What is expected — Present each line of the entries below that holds the word "panel".

(A run of records)
'''

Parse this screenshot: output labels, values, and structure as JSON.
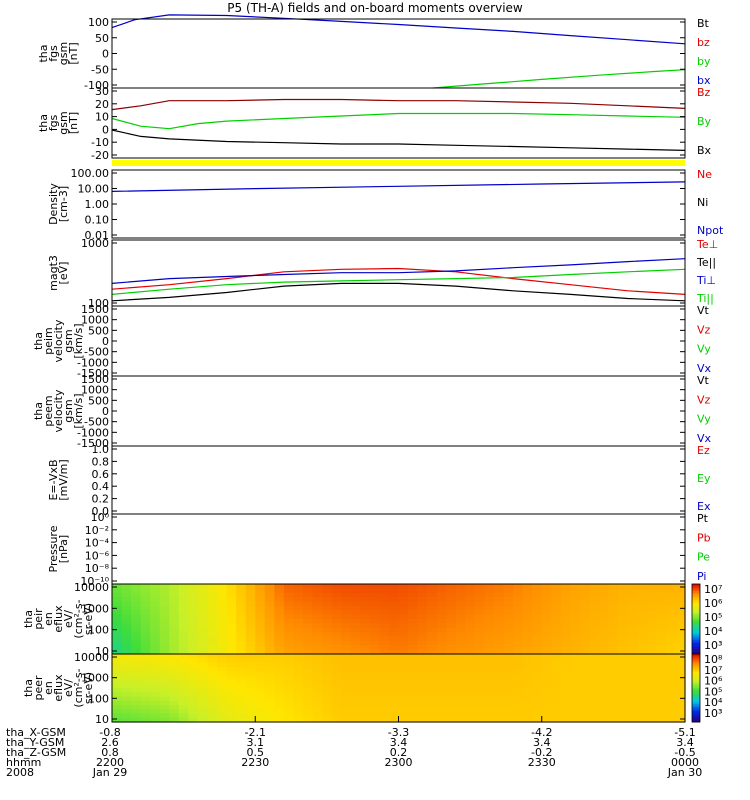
{
  "title": "P5 (TH-A) fields and on-board moments overview",
  "colors": {
    "axis": "#000000",
    "red": "#e10000",
    "darkred": "#8b0000",
    "green": "#00d000",
    "blue": "#0000c8",
    "black": "#000000",
    "yellow": "#ffff00"
  },
  "chart_data": [
    {
      "type": "line",
      "panel": "fgs_gsm",
      "ylabel": [
        "tha",
        "fgs",
        "gsm",
        "[nT]"
      ],
      "yticks": [
        "100",
        "50",
        "0",
        "-50",
        "-100"
      ],
      "ylim": [
        -100,
        100
      ],
      "legend": [
        {
          "label": "Bt",
          "color": "#000000"
        },
        {
          "label": "bz",
          "color": "#e10000"
        },
        {
          "label": "by",
          "color": "#00d000"
        },
        {
          "label": "bx",
          "color": "#0000c8"
        }
      ],
      "series": [
        {
          "color": "#0000c8",
          "x": [
            0,
            0.04,
            0.1,
            0.2,
            0.3,
            0.4,
            0.5,
            0.6,
            0.7,
            0.8,
            0.9,
            1.0
          ],
          "y": [
            75,
            98,
            112,
            110,
            102,
            93,
            84,
            74,
            64,
            52,
            40,
            28
          ]
        },
        {
          "color": "#00d000",
          "x": [
            0.56,
            0.65,
            0.75,
            0.85,
            0.95,
            1.0
          ],
          "y": [
            -100,
            -88,
            -75,
            -63,
            -52,
            -47
          ]
        }
      ]
    },
    {
      "type": "line",
      "panel": "fgs_dsl",
      "ylabel": [
        "tha",
        "fgs",
        "gsm",
        "[nT]"
      ],
      "yticks": [
        "30",
        "20",
        "10",
        "0",
        "-10",
        "-20"
      ],
      "ylim": [
        -25,
        30
      ],
      "legend": [
        {
          "label": "Bz",
          "color": "#e10000"
        },
        {
          "label": "By",
          "color": "#00d000"
        },
        {
          "label": "Bx",
          "color": "#000000"
        }
      ],
      "series": [
        {
          "color": "#8b0000",
          "x": [
            0,
            0.05,
            0.1,
            0.2,
            0.3,
            0.4,
            0.5,
            0.6,
            0.7,
            0.8,
            0.9,
            1.0
          ],
          "y": [
            13,
            16,
            20,
            20,
            21,
            21,
            20,
            20,
            19,
            18,
            16,
            14
          ]
        },
        {
          "color": "#00d000",
          "x": [
            0,
            0.05,
            0.1,
            0.15,
            0.2,
            0.3,
            0.4,
            0.5,
            0.6,
            0.7,
            0.8,
            0.9,
            1.0
          ],
          "y": [
            6,
            0,
            -2,
            2,
            4,
            6,
            8,
            10,
            10,
            10,
            9,
            8,
            7
          ]
        },
        {
          "color": "#000000",
          "x": [
            0,
            0.05,
            0.1,
            0.2,
            0.3,
            0.4,
            0.5,
            0.6,
            0.7,
            0.8,
            0.9,
            1.0
          ],
          "y": [
            -3,
            -8,
            -10,
            -12,
            -13,
            -14,
            -14,
            -15,
            -16,
            -17,
            -18,
            -19
          ]
        }
      ]
    },
    {
      "type": "line",
      "panel": "density",
      "ylabel": [
        "Density",
        "[cm-3]"
      ],
      "yticks": [
        "100.00",
        "10.00",
        "1.00",
        "0.10",
        "0.01"
      ],
      "ylim": [
        0.01,
        100
      ],
      "scale": "log",
      "legend": [
        {
          "label": "Ne",
          "color": "#e10000"
        },
        {
          "label": "Ni",
          "color": "#000000"
        },
        {
          "label": "Npot",
          "color": "#0000c8"
        }
      ],
      "series": [
        {
          "color": "#0000c8",
          "x": [
            0,
            0.25,
            0.5,
            0.75,
            1.0
          ],
          "y": [
            5.5,
            8,
            11,
            15,
            20
          ]
        }
      ]
    },
    {
      "type": "line",
      "panel": "temperature",
      "ylabel": [
        "magt3",
        "[eV]"
      ],
      "yticks": [
        "1000",
        "100"
      ],
      "ylim": [
        100,
        1000
      ],
      "scale": "log",
      "legend": [
        {
          "label": "Te⊥",
          "color": "#e10000"
        },
        {
          "label": "Te||",
          "color": "#000000"
        },
        {
          "label": "Ti⊥",
          "color": "#0000c8"
        },
        {
          "label": "Ti||",
          "color": "#00d000"
        }
      ],
      "series": [
        {
          "color": "#e10000",
          "x": [
            0,
            0.1,
            0.2,
            0.3,
            0.4,
            0.5,
            0.6,
            0.7,
            0.8,
            0.9,
            1.0
          ],
          "y": [
            180,
            210,
            260,
            330,
            360,
            370,
            330,
            260,
            210,
            170,
            150
          ]
        },
        {
          "color": "#000000",
          "x": [
            0,
            0.1,
            0.2,
            0.3,
            0.4,
            0.5,
            0.6,
            0.7,
            0.8,
            0.9,
            1.0
          ],
          "y": [
            120,
            135,
            160,
            200,
            220,
            220,
            200,
            170,
            150,
            130,
            120
          ]
        },
        {
          "color": "#0000c8",
          "x": [
            0,
            0.1,
            0.2,
            0.3,
            0.4,
            0.5,
            0.6,
            0.7,
            0.8,
            0.9,
            1.0
          ],
          "y": [
            220,
            260,
            280,
            300,
            320,
            320,
            340,
            380,
            420,
            470,
            520
          ]
        },
        {
          "color": "#00d000",
          "x": [
            0,
            0.1,
            0.2,
            0.3,
            0.4,
            0.5,
            0.6,
            0.7,
            0.8,
            0.9,
            1.0
          ],
          "y": [
            150,
            180,
            210,
            230,
            240,
            250,
            260,
            270,
            300,
            330,
            360
          ]
        }
      ]
    },
    {
      "type": "line",
      "panel": "peim_velocity",
      "ylabel": [
        "tha",
        "peim",
        "velocity",
        "gsm",
        "[km/s]"
      ],
      "yticks": [
        "1500",
        "1000",
        "500",
        "0",
        "-500",
        "-1000",
        "-1500"
      ],
      "ylim": [
        -1500,
        1500
      ],
      "legend": [
        {
          "label": "Vt",
          "color": "#000000"
        },
        {
          "label": "Vz",
          "color": "#e10000"
        },
        {
          "label": "Vy",
          "color": "#00d000"
        },
        {
          "label": "Vx",
          "color": "#0000c8"
        }
      ],
      "series": []
    },
    {
      "type": "line",
      "panel": "peem_velocity",
      "ylabel": [
        "tha",
        "peem",
        "velocity",
        "gsm",
        "[km/s]"
      ],
      "yticks": [
        "1500",
        "1000",
        "500",
        "0",
        "-500",
        "-1000",
        "-1500"
      ],
      "ylim": [
        -1500,
        1500
      ],
      "legend": [
        {
          "label": "Vt",
          "color": "#000000"
        },
        {
          "label": "Vz",
          "color": "#e10000"
        },
        {
          "label": "Vy",
          "color": "#00d000"
        },
        {
          "label": "Vx",
          "color": "#0000c8"
        }
      ],
      "series": []
    },
    {
      "type": "line",
      "panel": "efield",
      "ylabel": [
        "E=-VxB",
        "[mV/m]"
      ],
      "yticks": [
        "1.0",
        "0.8",
        "0.6",
        "0.4",
        "0.2",
        "0.0"
      ],
      "ylim": [
        0,
        1
      ],
      "legend": [
        {
          "label": "Ez",
          "color": "#e10000"
        },
        {
          "label": "Ey",
          "color": "#00d000"
        },
        {
          "label": "Ex",
          "color": "#0000c8"
        }
      ],
      "series": []
    },
    {
      "type": "line",
      "panel": "pressure",
      "ylabel": [
        "Pressure",
        "[nPa]"
      ],
      "yticks": [
        "10⁰",
        "10⁻²",
        "10⁻⁴",
        "10⁻⁶",
        "10⁻⁸",
        "10⁻¹⁰"
      ],
      "ylim": [
        1e-10,
        1
      ],
      "scale": "log",
      "legend": [
        {
          "label": "Pt",
          "color": "#000000"
        },
        {
          "label": "Pb",
          "color": "#e10000"
        },
        {
          "label": "Pe",
          "color": "#00d000"
        },
        {
          "label": "Pi",
          "color": "#0000c8"
        }
      ],
      "series": []
    },
    {
      "type": "heatmap",
      "panel": "peir_spectrogram",
      "ylabel": [
        "tha",
        "peir",
        "en",
        "eflux",
        "eV/",
        "(cm²-s-",
        "sr-eV)"
      ],
      "yticks": [
        "10000",
        "1000",
        "100",
        "10"
      ],
      "ylim": [
        10,
        30000
      ],
      "scale": "log",
      "colorbar": [
        "10⁷",
        "10⁶",
        "10⁵",
        "10⁴",
        "10³"
      ],
      "columns": [
        0,
        0.1,
        0.2,
        0.3,
        0.4,
        0.5,
        0.6,
        0.7,
        0.8,
        0.9,
        1.0
      ],
      "level_top": [
        5.0,
        5.3,
        5.9,
        6.6,
        6.7,
        6.7,
        6.6,
        6.5,
        6.3,
        6.2,
        6.2
      ],
      "level_bottom": [
        4.5,
        5.2,
        5.8,
        6.3,
        6.4,
        6.5,
        6.4,
        6.3,
        6.2,
        6.1,
        6.0
      ]
    },
    {
      "type": "heatmap",
      "panel": "peer_spectrogram",
      "ylabel": [
        "tha",
        "peer",
        "en",
        "eflux",
        "eV/",
        "(cm²-s-",
        "sr-eV)"
      ],
      "yticks": [
        "10000",
        "1000",
        "100",
        "10"
      ],
      "ylim": [
        10,
        30000
      ],
      "scale": "log",
      "colorbar": [
        "10⁸",
        "10⁷",
        "10⁶",
        "10⁵",
        "10⁴",
        "10³"
      ],
      "columns": [
        0,
        0.1,
        0.2,
        0.3,
        0.4,
        0.5,
        0.6,
        0.7,
        0.8,
        0.9,
        1.0
      ],
      "level_top": [
        6.5,
        6.6,
        6.8,
        6.8,
        6.9,
        6.9,
        6.9,
        6.9,
        6.8,
        6.8,
        6.8
      ],
      "level_bottom": [
        5.4,
        5.6,
        6.3,
        6.6,
        6.8,
        6.8,
        6.8,
        6.8,
        6.8,
        6.8,
        6.8
      ]
    }
  ],
  "x_axis": {
    "row_labels": [
      "tha_X-GSM",
      "tha_Y-GSM",
      "tha_Z-GSM",
      "hhmm",
      "2008"
    ],
    "ticks": [
      {
        "vals": [
          "-0.8",
          "2.6",
          "0.8",
          "2200",
          "Jan 29"
        ]
      },
      {
        "vals": [
          "-2.1",
          "3.1",
          "0.5",
          "2230",
          ""
        ]
      },
      {
        "vals": [
          "-3.3",
          "3.4",
          "0.2",
          "2300",
          ""
        ]
      },
      {
        "vals": [
          "-4.2",
          "3.4",
          "-0.2",
          "2330",
          ""
        ]
      },
      {
        "vals": [
          "-5.1",
          "3.4",
          "-0.5",
          "0000",
          "Jan 30"
        ]
      }
    ]
  }
}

'''

Output of the exercise —
      "panel": "fgs_gsm",
      "panel": "fgs_dsl",
      "panel": "density",
      "panel": "temperature",
      "panel": "peim_velocity",
      "panel": "peem_velocity",
      "panel": "efield",
      "panel": "pressure",
      "panel": "peir_spectrogram",
      "panel": "peer_spectrogram",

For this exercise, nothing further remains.